### DIRECTIONS
Repeat exactly the lines beginning at the one that contains "Type out the text in this image." and running to the end of the material. Omit the pictures.

::::::::

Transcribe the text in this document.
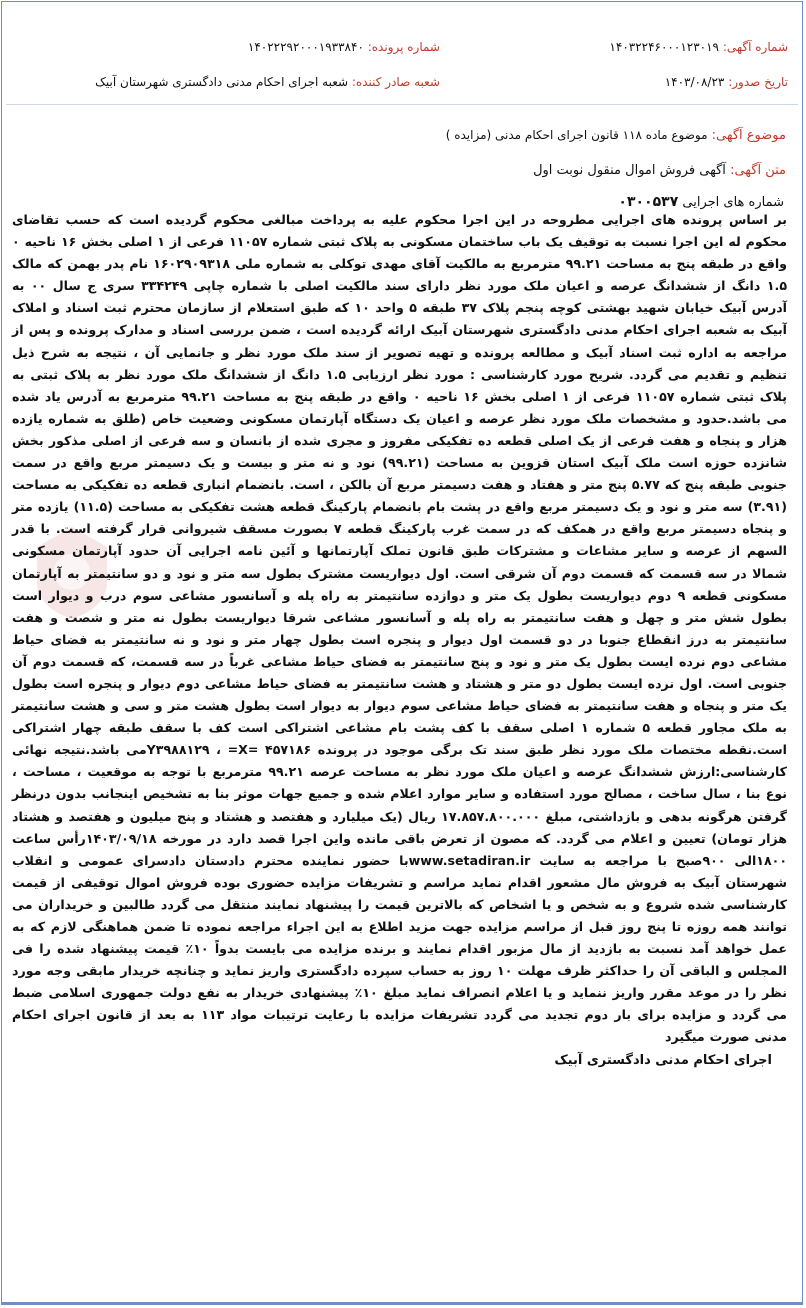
شماره آگهی: ۱۴۰۳۲۲۴۶۰۰۰۱۲۳۰۱۹
شماره پرونده: ۱۴۰۲۲۲۹۲۰۰۰۱۹۳۳۸۴۰
تاریخ صدور: ۱۴۰۳/۰۸/۲۳
شعبه صادر کننده: شعبه اجرای احکام مدنی دادگستری شهرستان آبیک
موضوع آگهی: موضوع ماده ۱۱۸ قانون اجرای احکام مدنی (مزایده )
متن آگهی: آگهی فروش اموال منقول نوبت اول
شماره های اجرایی ۰۳۰۰۵۳۷

بر اساس پرونده های اجرایی مطروحه در این اجرا محکوم علیه به پرداخت مبالغی محکوم گردیده است که حسب تقاضای محکوم له این اجرا نسبت به توقیف یک باب ساختمان مسکونی به پلاک ثبتی شماره ۱۱۰۵۷ فرعی از ۱ اصلی بخش ۱۶ ناحیه ۰ واقع در طبقه پنج به مساحت ۹۹.۲۱ مترمربع به مالکیت آقای مهدی توکلی به شماره ملی ۱۶۰۲۹۰۹۳۱۸ نام پدر بهمن که مالک ۱.۵ دانگ از ششدانگ عرصه و اعیان ملک مورد نظر دارای سند مالکیت اصلی با شماره چاپی ۳۳۴۲۴۹ سری ج سال ۰۰ به آدرس آبیک خیابان شهید بهشتی کوچه پنجم پلاک ۳۷ طبقه ۵ واحد ۱۰ که طبق استعلام از سازمان محترم ثبت اسناد و املاک آبیک به شعبه اجرای احکام مدنی دادگستری شهرستان آبیک ارائه گردیده است ، ضمن بررسی اسناد و مدارک پرونده و پس از مراجعه به اداره ثبت اسناد آبیک و مطالعه پرونده و تهیه تصویر از سند ملک مورد نظر و جانمایی آن ، نتیجه به شرح ذیل تنظیم و تقدیم می گردد. شریح مورد کارشناسی : مورد نظر ارزیابی ۱.۵ دانگ از ششدانگ ملک مورد نظر به پلاک ثبتی به پلاک ثبتی شماره ۱۱۰۵۷ فرعی از ۱ اصلی بخش ۱۶ ناحیه ۰ واقع در طبقه پنج به مساحت ۹۹.۲۱ مترمربع به آدرس یاد شده می باشد.حدود و مشخصات ملک مورد نظر عرصه و اعیان یک دستگاه آپارتمان مسکونی وضعیت خاص (طلق به شماره یازده هزار و پنجاه و هفت فرعی از یک اصلی قطعه ده تفکیکی مفروز و مجری شده از بانسان و سه فرعی از اصلی مذکور بخش شانزده حوزه است ملک آبیک استان قزوین به مساحت (۹۹.۲۱) نود و نه متر و بیست و یک دسیمتر مربع واقع در سمت جنوبی طبقه پنج که ۵.۷۷ پنج متر و هفتاد و هفت دسیمتر مربع آن بالکن ، است. بانضمام انباری قطعه ده تفکیکی به مساحت (۳.۹۱) سه متر و نود و یک دسیمتر مربع واقع در پشت بام بانضمام پارکینگ قطعه هشت تفکیکی به مساحت (۱۱.۵) یازده متر و پنجاه دسیمتر مربع واقع در همکف که در سمت غرب پارکینگ قطعه ۷ بصورت مسقف شیروانی قرار گرفته است. با قدر السهم از عرصه و سایر مشاعات و مشترکات طبق قانون تملک آپارتمانها و آئین نامه اجرایی آن حدود آپارتمان مسکونی شمالا در سه قسمت که قسمت دوم آن شرقی است. اول دیواریست مشترک بطول سه متر و نود و دو سانتیمتر به آپارتمان مسکونی قطعه ۹ دوم دیواریست بطول یک متر و دوازده سانتیمتر به راه پله و آسانسور مشاعی سوم درب و دیوار است بطول شش متر و چهل و هفت سانتیمتر به راه پله و آسانسور مشاعی شرقا دیواریست بطول نه متر و شصت و هفت سانتیمتر به درز انقطاع جنوبا در دو قسمت اول دیوار و پنجره است بطول چهار متر و نود و نه سانتیمتر به فضای حیاط مشاعی دوم نرده ایست بطول یک متر و نود و پنج سانتیمتر به فضای حیاط مشاعی غرباً در سه قسمت، که قسمت دوم آن جنوبی است. اول نرده ایست بطول دو متر و هشتاد و هشت سانتیمتر به فضای حیاط مشاعی دوم دیوار و پنجره است بطول یک متر و پنجاه و هفت سانتیمتر به فضای حیاط مشاعی سوم دیوار به دیوار است بطول هشت متر و سی و هشت سانتیمتر به ملک مجاور قطعه ۵ شماره ۱ اصلی سقف با کف پشت بام مشاعی اشتراکی است کف با سقف طبقه چهار اشتراکی است.نقطه مختصات ملک مورد نظر طبق سند تک برگی موجود در پرونده ۴۵۷۱۸۶ =Y۳۹۸۸۱۲۹ ، =Xمی باشد.نتیجه نهائی کارشناسی:ارزش ششدانگ عرصه و اعیان ملک مورد نظر به مساحت عرصه ۹۹.۲۱ مترمربع با توجه به موقعیت ، مساحت ، نوع بنا ، سال ساخت ، مصالح مورد استفاده و سایر موارد اعلام شده و جمیع جهات موثر بنا به تشخیص اینجانب بدون درنظر گرفتن هرگونه بدهی و بازداشتی، مبلغ ۱۷.۸۵۷.۸۰۰.۰۰۰ ریال (یک میلیارد و هفتصد و هشتاد و پنج میلیون و هفتصد و هشتاد هزار تومان) تعیین و اعلام می گردد. که مصون از تعرض باقی مانده واین اجرا قصد دارد در مورخه ۱۴۰۳/۰۹/۱۸رأس ساعت ۱۸۰۰الی ۹۰۰صبح با مراجعه به سایت www.setadiran.irبا حضور نماینده محترم دادستان دادسرای عمومی و انقلاب شهرستان آبیک به فروش مال مشعور اقدام نماید مراسم و تشریفات مزایده حضوری بوده فروش اموال توقیفی از قیمت کارشناسی شده شروع و به شخص و یا اشخاص که بالاترین قیمت را پیشنهاد نمایند منتقل می گردد طالبین و خریداران می توانند همه روزه تا پنج روز قبل از مراسم مزایده جهت مزید اطلاع به این اجراء مراجعه نموده تا ضمن هماهنگی لازم که به عمل خواهد آمد نسبت به بازدید از مال مزبور اقدام نمایند و برنده مزایده می بایست بدواً ۱۰٪ قیمت پیشنهاد شده را فی المجلس و الباقی آن را حداکثر ظرف مهلت ۱۰ روز به حساب سپرده دادگستری واریز نماید و چنانچه خریدار مابقی وجه مورد نظر را در موعد مقرر واریز ننماید و یا اعلام انصراف نماید مبلغ ۱۰٪ پیشنهادی خریدار به نفع دولت جمهوری اسلامی ضبط می گردد و مزایده برای بار دوم تجدید می گردد تشریفات مزایده با رعایت ترتیبات مواد ۱۱۳ به بعد از قانون اجرای احکام مدنی صورت میگیرد

اجرای احکام مدنی دادگستری آبیک
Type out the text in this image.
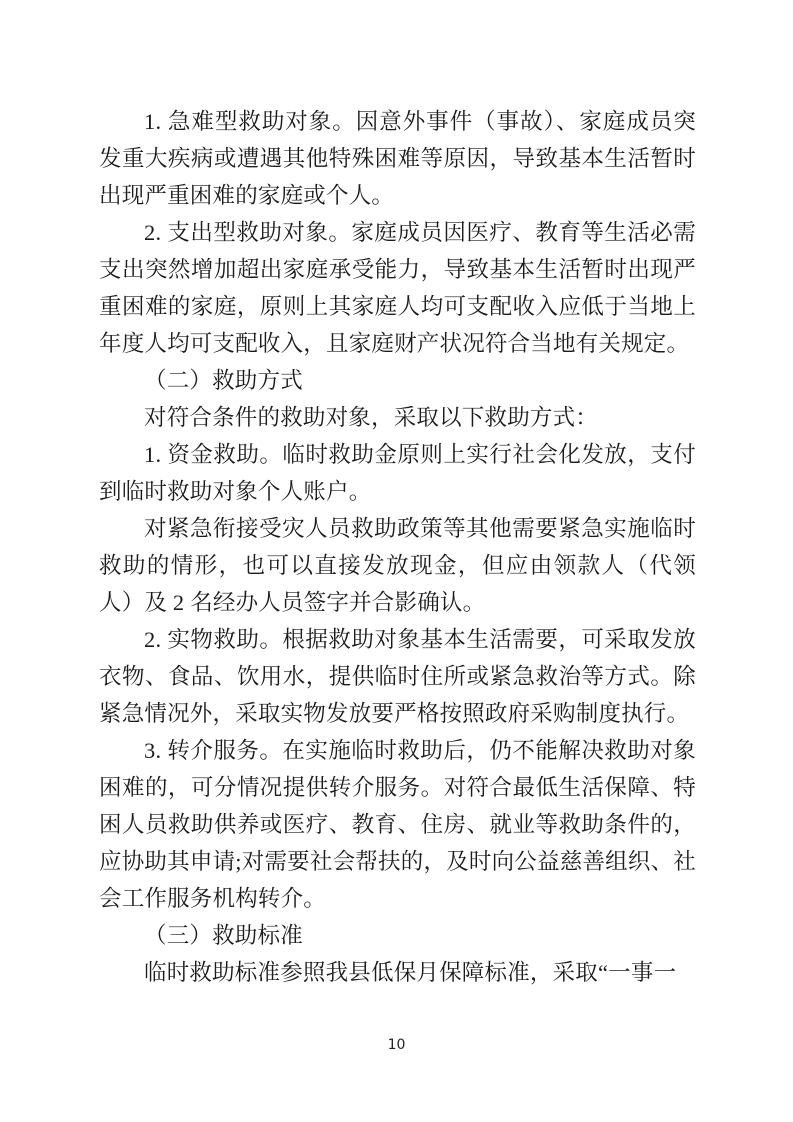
1. 急难型救助对象。因意外事件（事故）、家庭成员突发重大疾病或遭遇其他特殊困难等原因，导致基本生活暂时出现严重困难的家庭或个人。

2. 支出型救助对象。家庭成员因医疗、教育等生活必需支出突然增加超出家庭承受能力，导致基本生活暂时出现严重困难的家庭，原则上其家庭人均可支配收入应低于当地上年度人均可支配收入，且家庭财产状况符合当地有关规定。

（二）救助方式

对符合条件的救助对象，采取以下救助方式：

1. 资金救助。临时救助金原则上实行社会化发放，支付到临时救助对象个人账户。

对紧急衔接受灾人员救助政策等其他需要紧急实施临时救助的情形，也可以直接发放现金，但应由领款人（代领人）及 2 名经办人员签字并合影确认。

2. 实物救助。根据救助对象基本生活需要，可采取发放衣物、食品、饮用水，提供临时住所或紧急救治等方式。除紧急情况外，采取实物发放要严格按照政府采购制度执行。

3. 转介服务。在实施临时救助后，仍不能解决救助对象困难的，可分情况提供转介服务。对符合最低生活保障、特困人员救助供养或医疗、教育、住房、就业等救助条件的，应协助其申请;对需要社会帮扶的，及时向公益慈善组织、社会工作服务机构转介。

（三）救助标准

临时救助标准参照我县低保月保障标准，采取“一事一

10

::::::::

### SOLUTION TO THIS EXERCISE
Type out the text in this image.
1. 急难型救助对象。因意外事件（事故）、家庭成员突发重大疾病或遭遇其他特殊困难等原因，导致基本生活暂时出现严重困难的家庭或个人。

2. 支出型救助对象。家庭成员因医疗、教育等生活必需支出突然增加超出家庭承受能力，导致基本生活暂时出现严重困难的家庭，原则上其家庭人均可支配收入应低于当地上年度人均可支配收入，且家庭财产状况符合当地有关规定。

（二）救助方式

对符合条件的救助对象，采取以下救助方式：

1. 资金救助。临时救助金原则上实行社会化发放，支付到临时救助对象个人账户。

对紧急衔接受灾人员救助政策等其他需要紧急实施临时救助的情形，也可以直接发放现金，但应由领款人（代领人）及 2 名经办人员签字并合影确认。

2. 实物救助。根据救助对象基本生活需要，可采取发放衣物、食品、饮用水，提供临时住所或紧急救治等方式。除紧急情况外，采取实物发放要严格按照政府采购制度执行。

3. 转介服务。在实施临时救助后，仍不能解决救助对象困难的，可分情况提供转介服务。对符合最低生活保障、特困人员救助供养或医疗、教育、住房、就业等救助条件的，应协助其申请;对需要社会帮扶的，及时向公益慈善组织、社会工作服务机构转介。

（三）救助标准

临时救助标准参照我县低保月保障标准，采取“一事一

10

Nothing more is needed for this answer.